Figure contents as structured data
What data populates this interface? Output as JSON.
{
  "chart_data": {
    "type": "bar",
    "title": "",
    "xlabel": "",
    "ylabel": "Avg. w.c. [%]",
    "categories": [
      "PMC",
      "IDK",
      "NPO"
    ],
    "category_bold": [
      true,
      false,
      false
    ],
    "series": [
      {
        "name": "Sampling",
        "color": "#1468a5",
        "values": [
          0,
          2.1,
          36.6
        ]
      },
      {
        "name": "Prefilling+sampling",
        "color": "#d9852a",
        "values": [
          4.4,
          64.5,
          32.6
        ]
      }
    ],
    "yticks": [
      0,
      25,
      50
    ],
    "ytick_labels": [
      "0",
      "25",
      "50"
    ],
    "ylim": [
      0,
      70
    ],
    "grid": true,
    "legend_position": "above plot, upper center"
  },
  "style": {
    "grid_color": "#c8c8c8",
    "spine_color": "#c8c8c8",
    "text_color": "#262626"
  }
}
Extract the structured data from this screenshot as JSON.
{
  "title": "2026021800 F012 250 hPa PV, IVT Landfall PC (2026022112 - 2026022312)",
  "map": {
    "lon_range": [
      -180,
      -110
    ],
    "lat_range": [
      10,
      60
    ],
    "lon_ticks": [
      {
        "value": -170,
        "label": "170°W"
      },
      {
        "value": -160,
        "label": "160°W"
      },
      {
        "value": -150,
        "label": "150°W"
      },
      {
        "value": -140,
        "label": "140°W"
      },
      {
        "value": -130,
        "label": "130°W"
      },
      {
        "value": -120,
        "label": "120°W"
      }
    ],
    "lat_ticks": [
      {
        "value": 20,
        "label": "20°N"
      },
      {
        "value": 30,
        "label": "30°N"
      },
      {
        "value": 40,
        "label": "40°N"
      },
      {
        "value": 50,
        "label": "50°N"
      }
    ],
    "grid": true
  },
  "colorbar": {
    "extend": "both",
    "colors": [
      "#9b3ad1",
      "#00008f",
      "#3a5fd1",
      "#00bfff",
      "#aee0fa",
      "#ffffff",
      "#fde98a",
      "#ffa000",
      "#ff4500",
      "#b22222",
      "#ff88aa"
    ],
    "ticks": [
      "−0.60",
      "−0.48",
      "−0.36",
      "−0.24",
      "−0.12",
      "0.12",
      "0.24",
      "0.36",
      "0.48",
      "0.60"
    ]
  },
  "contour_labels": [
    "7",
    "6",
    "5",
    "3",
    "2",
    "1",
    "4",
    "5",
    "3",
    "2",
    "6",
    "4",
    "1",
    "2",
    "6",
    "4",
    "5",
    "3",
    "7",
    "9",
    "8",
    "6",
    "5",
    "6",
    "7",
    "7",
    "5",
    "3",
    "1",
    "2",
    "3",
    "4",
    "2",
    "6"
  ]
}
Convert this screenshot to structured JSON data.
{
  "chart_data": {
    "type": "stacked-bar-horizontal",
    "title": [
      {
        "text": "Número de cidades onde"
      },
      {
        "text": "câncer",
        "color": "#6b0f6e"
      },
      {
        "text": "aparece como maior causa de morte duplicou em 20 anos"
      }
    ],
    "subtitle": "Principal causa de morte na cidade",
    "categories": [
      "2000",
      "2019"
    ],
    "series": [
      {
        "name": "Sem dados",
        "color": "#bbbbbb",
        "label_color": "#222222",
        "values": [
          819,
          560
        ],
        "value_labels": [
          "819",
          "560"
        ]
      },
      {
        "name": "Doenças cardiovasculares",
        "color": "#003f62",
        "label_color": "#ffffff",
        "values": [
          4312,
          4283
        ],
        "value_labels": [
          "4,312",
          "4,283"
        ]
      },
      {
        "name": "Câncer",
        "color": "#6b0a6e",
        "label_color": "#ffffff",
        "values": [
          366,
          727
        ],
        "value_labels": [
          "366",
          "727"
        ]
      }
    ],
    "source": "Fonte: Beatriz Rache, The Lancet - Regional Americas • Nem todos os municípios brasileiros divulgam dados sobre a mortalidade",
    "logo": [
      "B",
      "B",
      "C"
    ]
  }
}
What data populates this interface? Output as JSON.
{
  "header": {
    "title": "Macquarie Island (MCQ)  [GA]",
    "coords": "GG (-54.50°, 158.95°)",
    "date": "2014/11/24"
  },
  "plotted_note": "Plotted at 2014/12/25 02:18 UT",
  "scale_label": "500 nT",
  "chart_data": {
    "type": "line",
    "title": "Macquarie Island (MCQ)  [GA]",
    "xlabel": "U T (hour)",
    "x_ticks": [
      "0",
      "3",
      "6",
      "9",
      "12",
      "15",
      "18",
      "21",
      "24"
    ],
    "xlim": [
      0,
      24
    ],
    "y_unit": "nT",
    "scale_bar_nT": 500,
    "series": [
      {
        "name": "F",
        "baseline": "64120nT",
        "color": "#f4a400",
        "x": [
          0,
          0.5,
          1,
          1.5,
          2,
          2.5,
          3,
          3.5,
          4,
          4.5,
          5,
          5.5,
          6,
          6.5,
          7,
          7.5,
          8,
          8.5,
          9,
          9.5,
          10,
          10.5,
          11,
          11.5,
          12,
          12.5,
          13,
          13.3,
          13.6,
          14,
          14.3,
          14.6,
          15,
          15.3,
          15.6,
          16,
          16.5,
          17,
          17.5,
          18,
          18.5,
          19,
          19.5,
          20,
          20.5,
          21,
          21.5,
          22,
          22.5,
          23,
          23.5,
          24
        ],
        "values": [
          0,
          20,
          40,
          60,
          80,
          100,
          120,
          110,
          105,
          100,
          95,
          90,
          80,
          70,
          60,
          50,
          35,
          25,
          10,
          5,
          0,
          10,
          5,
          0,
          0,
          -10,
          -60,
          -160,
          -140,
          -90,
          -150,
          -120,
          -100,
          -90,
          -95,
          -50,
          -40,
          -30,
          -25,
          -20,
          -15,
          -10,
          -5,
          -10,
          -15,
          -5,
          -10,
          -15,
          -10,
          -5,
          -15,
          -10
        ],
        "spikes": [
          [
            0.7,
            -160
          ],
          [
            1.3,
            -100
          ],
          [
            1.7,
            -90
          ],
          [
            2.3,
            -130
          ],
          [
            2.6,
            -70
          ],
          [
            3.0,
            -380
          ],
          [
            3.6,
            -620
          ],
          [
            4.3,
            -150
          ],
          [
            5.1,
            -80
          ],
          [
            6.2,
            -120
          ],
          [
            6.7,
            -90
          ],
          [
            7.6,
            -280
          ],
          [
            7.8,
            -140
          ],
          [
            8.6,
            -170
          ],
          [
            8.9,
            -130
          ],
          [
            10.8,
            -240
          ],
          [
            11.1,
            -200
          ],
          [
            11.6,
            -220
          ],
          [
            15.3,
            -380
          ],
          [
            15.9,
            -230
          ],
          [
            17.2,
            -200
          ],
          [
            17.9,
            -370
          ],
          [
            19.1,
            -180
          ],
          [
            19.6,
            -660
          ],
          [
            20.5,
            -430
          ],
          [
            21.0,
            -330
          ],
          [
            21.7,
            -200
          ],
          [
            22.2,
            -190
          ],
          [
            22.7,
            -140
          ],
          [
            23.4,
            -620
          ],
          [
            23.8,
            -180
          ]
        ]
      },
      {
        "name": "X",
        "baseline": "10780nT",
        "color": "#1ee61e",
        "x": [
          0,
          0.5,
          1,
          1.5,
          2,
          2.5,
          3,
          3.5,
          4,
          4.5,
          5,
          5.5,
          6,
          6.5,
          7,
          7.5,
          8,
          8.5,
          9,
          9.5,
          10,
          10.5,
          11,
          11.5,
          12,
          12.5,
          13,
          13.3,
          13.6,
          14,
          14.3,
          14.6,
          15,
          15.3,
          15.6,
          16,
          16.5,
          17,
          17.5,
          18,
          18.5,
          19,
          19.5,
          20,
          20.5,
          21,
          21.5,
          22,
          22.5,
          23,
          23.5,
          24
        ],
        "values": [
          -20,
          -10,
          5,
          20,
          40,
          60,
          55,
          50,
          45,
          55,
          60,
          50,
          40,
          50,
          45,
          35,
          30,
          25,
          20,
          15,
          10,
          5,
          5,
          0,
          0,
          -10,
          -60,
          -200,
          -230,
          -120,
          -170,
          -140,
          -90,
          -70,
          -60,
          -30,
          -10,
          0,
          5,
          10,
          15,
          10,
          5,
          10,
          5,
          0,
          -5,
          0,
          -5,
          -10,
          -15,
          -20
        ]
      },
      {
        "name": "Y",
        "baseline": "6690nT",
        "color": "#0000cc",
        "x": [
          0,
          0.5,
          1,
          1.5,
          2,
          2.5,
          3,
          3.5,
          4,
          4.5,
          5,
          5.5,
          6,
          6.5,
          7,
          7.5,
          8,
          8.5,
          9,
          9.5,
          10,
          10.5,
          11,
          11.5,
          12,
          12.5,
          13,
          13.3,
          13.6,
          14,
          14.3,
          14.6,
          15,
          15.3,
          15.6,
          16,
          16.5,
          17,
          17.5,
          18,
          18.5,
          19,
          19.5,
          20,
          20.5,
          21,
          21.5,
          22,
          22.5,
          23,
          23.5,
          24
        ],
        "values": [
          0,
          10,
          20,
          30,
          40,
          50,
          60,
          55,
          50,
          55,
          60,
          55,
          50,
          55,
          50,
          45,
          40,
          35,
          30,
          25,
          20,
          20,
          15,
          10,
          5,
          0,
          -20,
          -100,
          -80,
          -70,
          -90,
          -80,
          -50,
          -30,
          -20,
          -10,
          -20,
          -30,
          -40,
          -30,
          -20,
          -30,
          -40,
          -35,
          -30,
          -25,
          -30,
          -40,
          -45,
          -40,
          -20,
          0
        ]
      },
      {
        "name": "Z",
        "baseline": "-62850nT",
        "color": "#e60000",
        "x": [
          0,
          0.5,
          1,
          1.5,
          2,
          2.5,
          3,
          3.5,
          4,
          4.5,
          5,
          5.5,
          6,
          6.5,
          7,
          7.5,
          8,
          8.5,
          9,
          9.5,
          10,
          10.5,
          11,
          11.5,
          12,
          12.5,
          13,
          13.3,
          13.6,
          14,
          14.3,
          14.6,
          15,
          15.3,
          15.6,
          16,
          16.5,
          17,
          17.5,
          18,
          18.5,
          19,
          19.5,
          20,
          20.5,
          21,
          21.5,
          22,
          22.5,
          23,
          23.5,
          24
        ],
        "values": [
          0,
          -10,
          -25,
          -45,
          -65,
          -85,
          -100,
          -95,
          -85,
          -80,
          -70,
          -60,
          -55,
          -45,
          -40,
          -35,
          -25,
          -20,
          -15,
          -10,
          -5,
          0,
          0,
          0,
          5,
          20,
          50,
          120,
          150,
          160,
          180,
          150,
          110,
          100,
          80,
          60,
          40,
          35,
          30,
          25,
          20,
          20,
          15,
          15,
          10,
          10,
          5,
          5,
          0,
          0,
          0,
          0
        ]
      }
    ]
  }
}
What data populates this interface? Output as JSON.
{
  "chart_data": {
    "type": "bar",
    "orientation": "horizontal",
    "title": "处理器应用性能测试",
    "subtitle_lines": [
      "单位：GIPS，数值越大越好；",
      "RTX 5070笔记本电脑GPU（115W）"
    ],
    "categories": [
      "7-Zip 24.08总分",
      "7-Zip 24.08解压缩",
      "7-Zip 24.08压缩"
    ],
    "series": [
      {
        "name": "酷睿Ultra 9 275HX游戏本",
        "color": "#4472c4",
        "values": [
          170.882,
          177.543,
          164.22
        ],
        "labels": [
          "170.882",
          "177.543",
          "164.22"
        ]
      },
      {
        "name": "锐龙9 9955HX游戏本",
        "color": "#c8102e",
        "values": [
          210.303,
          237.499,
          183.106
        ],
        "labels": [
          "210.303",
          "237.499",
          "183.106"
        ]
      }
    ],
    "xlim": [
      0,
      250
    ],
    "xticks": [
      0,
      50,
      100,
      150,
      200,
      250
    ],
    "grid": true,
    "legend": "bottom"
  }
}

> _TASK TO CARRY OUT_: Pull out every line of the records above that contains the word "name".

> _COMPLETE ANSWER_:
        "name": "Sampling",
        "name": "Prefilling+sampling",
        "name": "Sem dados",
        "name": "Doenças cardiovasculares",
        "name": "Câncer",
        "name": "F",
        "name": "X",
        "name": "Y",
        "name": "Z",
        "name": "酷睿Ultra 9 275HX游戏本",
        "name": "锐龙9 9955HX游戏本",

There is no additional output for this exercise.